Copy every line of the records below where the word "What" occurs.

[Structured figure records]
──────────────────────────────
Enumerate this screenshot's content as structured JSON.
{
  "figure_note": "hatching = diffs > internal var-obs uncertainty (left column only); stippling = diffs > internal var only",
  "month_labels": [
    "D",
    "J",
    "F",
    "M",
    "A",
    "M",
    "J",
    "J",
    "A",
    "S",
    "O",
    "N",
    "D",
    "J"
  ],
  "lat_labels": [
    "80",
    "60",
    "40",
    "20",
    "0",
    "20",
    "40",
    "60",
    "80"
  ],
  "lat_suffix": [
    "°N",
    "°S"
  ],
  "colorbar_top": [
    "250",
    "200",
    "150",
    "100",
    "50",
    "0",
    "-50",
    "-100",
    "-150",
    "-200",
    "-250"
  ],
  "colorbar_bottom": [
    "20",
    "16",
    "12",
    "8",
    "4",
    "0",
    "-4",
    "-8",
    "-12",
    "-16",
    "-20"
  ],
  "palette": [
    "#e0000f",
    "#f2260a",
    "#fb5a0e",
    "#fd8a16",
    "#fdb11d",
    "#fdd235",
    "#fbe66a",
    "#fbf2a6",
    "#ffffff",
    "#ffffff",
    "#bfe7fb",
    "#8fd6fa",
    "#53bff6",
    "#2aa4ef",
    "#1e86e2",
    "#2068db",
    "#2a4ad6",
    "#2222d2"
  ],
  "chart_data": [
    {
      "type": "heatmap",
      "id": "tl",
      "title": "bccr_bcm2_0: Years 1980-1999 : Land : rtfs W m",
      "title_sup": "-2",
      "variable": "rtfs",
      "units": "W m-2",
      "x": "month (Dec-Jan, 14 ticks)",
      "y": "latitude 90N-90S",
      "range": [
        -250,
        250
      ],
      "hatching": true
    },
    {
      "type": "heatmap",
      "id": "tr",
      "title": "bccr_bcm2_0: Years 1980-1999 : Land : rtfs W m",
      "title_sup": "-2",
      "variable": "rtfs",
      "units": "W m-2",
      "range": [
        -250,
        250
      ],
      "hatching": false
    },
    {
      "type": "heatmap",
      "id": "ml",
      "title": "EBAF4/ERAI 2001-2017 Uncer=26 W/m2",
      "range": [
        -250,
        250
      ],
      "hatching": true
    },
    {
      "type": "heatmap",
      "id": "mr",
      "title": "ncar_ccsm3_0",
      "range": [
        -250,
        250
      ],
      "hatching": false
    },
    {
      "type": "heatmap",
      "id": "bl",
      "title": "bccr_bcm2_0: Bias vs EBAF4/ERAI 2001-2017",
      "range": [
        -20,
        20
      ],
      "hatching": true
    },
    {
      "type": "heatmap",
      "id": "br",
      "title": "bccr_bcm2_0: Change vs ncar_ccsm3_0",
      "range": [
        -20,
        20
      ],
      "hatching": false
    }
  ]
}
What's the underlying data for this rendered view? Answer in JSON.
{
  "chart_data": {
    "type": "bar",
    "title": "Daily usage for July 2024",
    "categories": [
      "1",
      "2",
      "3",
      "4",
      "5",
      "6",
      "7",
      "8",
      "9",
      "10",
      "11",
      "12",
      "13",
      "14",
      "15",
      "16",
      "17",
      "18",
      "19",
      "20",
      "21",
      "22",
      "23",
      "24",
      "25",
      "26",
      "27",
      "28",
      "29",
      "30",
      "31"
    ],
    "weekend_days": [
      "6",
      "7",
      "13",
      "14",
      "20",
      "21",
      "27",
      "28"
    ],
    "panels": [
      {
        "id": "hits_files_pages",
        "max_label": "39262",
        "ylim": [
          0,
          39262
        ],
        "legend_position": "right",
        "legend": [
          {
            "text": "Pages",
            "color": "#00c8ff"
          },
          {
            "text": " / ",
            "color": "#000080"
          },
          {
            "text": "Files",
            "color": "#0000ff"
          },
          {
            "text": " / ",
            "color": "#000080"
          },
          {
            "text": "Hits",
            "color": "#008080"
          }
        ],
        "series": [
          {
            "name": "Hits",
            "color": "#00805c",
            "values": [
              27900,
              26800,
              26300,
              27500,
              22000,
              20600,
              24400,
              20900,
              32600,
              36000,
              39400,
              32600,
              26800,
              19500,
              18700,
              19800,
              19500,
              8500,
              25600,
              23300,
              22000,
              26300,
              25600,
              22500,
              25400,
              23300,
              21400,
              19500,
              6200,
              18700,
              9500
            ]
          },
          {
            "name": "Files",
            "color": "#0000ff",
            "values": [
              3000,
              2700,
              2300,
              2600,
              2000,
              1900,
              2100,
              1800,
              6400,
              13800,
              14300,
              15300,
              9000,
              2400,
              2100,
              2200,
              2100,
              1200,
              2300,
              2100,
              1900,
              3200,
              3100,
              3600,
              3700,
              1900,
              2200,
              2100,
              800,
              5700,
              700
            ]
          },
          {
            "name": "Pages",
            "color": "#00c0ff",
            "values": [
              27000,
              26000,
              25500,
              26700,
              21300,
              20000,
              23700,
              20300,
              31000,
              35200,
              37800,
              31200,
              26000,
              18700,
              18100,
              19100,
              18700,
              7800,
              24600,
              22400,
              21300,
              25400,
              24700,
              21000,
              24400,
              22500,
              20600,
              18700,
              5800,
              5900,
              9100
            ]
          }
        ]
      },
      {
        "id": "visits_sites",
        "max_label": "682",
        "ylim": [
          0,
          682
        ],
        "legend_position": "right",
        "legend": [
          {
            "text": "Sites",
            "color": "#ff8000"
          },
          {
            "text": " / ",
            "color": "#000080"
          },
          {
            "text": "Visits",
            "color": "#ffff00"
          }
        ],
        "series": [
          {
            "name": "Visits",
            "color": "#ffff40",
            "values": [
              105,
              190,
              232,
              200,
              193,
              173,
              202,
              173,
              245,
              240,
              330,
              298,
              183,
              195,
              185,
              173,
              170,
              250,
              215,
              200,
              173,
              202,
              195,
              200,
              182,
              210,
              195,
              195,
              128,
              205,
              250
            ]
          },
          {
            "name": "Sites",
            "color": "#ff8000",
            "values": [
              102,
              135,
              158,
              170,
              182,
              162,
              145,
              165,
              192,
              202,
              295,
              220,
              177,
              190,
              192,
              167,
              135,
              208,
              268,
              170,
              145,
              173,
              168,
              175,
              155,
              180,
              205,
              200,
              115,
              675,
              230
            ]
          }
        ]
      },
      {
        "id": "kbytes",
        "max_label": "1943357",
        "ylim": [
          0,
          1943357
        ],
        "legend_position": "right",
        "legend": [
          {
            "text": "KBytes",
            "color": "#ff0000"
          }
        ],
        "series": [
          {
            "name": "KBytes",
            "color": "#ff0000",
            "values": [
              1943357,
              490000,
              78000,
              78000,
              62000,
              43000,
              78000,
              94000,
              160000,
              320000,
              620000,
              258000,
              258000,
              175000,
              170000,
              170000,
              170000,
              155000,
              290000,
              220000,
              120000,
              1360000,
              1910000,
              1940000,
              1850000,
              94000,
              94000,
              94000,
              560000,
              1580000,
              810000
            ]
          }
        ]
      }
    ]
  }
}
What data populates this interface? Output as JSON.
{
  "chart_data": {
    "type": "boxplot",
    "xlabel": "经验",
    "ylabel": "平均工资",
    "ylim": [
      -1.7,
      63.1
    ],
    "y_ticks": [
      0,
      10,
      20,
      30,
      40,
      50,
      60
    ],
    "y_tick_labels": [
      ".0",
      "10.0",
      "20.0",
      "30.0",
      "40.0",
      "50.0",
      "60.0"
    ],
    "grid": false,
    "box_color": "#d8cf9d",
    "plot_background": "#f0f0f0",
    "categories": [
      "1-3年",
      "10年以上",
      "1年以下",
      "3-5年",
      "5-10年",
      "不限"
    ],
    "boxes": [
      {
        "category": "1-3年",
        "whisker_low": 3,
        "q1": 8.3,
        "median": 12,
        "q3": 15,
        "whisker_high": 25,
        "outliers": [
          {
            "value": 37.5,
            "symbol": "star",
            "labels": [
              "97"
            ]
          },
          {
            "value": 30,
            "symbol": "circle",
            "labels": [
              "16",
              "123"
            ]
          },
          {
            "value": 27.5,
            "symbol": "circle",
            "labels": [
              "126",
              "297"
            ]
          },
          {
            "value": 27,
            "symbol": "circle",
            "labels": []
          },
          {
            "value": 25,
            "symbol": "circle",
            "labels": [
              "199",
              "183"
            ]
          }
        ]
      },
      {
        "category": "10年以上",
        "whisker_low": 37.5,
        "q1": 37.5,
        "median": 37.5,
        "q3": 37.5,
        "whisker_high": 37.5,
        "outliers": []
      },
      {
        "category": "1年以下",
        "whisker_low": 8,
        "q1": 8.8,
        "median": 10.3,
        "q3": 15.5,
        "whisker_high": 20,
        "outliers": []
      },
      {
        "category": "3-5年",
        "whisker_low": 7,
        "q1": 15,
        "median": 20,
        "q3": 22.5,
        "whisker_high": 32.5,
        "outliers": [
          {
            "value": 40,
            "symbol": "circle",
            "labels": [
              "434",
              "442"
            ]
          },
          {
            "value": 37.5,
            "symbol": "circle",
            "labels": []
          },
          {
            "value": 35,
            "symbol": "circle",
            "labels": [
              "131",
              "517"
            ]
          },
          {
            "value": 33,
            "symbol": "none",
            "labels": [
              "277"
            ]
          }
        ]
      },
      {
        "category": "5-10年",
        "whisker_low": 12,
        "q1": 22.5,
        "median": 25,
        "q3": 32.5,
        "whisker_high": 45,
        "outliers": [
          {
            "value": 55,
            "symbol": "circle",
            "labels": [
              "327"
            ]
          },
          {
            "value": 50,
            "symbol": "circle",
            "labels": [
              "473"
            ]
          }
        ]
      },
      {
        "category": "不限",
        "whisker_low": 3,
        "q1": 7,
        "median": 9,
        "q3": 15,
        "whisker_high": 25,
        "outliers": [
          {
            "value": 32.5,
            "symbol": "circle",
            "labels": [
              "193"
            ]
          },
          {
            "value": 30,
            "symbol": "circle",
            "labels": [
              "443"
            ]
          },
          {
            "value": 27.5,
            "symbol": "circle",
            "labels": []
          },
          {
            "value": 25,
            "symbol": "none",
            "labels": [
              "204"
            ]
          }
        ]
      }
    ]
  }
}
──────────────────────────────
SOLUTION FOR THIS PROBLEM:
What's the underlying data for this rendered view? Answer in JSON.
What data populates this interface? Output as JSON.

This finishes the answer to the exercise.